> Work to do: Track down each line that has the word "uniCloud" and copy it.

****************************************

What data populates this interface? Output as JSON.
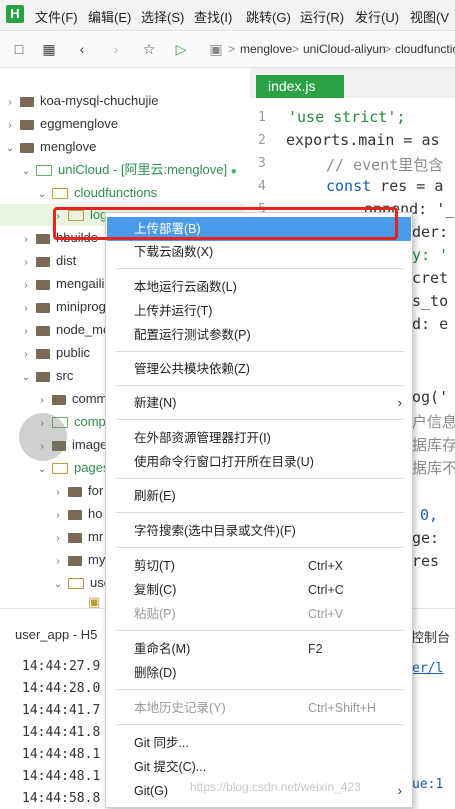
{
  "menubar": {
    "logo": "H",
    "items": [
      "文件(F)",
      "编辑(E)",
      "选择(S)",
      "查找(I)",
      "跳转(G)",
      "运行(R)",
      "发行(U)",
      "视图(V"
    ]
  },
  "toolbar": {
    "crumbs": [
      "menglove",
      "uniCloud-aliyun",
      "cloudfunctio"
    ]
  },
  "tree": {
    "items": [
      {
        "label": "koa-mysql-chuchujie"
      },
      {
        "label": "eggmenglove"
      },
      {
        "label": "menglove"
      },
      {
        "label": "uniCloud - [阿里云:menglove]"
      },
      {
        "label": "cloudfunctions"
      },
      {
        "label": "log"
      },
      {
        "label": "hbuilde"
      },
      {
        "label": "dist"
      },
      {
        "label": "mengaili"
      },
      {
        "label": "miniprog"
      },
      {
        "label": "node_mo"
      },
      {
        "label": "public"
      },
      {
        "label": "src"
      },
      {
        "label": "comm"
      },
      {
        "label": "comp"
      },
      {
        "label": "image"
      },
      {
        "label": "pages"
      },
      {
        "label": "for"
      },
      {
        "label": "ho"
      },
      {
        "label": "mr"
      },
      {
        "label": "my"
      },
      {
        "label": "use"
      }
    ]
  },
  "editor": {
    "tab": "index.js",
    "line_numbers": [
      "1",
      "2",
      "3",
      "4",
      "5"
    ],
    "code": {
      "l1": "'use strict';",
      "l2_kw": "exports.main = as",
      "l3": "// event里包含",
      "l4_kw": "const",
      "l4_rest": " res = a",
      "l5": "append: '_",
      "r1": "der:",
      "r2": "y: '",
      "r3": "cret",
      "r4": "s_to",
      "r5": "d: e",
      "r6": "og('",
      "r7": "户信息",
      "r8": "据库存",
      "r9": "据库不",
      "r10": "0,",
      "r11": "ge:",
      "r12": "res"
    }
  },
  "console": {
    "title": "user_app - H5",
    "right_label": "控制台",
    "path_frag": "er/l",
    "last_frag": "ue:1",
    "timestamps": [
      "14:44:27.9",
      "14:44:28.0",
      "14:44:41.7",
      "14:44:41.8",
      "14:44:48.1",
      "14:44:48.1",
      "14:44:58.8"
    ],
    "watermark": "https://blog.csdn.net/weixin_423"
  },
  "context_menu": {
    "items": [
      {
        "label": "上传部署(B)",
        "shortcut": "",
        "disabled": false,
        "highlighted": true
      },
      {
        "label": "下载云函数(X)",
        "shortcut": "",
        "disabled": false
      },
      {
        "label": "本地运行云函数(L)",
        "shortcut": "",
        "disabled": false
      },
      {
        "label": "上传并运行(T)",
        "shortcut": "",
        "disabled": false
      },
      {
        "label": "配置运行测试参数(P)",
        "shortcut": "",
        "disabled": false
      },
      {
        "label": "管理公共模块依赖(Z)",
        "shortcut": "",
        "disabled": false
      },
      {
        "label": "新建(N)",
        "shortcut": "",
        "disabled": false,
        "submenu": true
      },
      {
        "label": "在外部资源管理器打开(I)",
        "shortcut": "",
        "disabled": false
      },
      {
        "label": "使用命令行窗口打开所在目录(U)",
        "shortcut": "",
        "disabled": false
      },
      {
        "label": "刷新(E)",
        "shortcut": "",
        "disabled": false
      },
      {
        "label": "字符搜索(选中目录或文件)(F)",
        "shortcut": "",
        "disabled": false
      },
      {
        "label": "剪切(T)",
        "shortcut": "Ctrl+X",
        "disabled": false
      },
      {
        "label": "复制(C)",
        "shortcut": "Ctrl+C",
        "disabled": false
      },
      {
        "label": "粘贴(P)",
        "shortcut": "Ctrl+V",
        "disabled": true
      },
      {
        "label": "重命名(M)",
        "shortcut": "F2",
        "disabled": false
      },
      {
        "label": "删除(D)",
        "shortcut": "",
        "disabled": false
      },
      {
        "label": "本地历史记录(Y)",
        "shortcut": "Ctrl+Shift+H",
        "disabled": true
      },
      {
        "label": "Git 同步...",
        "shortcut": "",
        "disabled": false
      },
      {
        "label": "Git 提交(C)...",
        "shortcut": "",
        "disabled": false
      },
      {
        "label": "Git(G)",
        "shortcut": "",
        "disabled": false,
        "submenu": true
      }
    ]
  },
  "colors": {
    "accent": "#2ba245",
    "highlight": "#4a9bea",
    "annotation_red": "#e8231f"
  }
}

****************************************

> Solution to this problem:
      "uniCloud-aliyun",
        "label": "uniCloud - [阿里云:menglove]"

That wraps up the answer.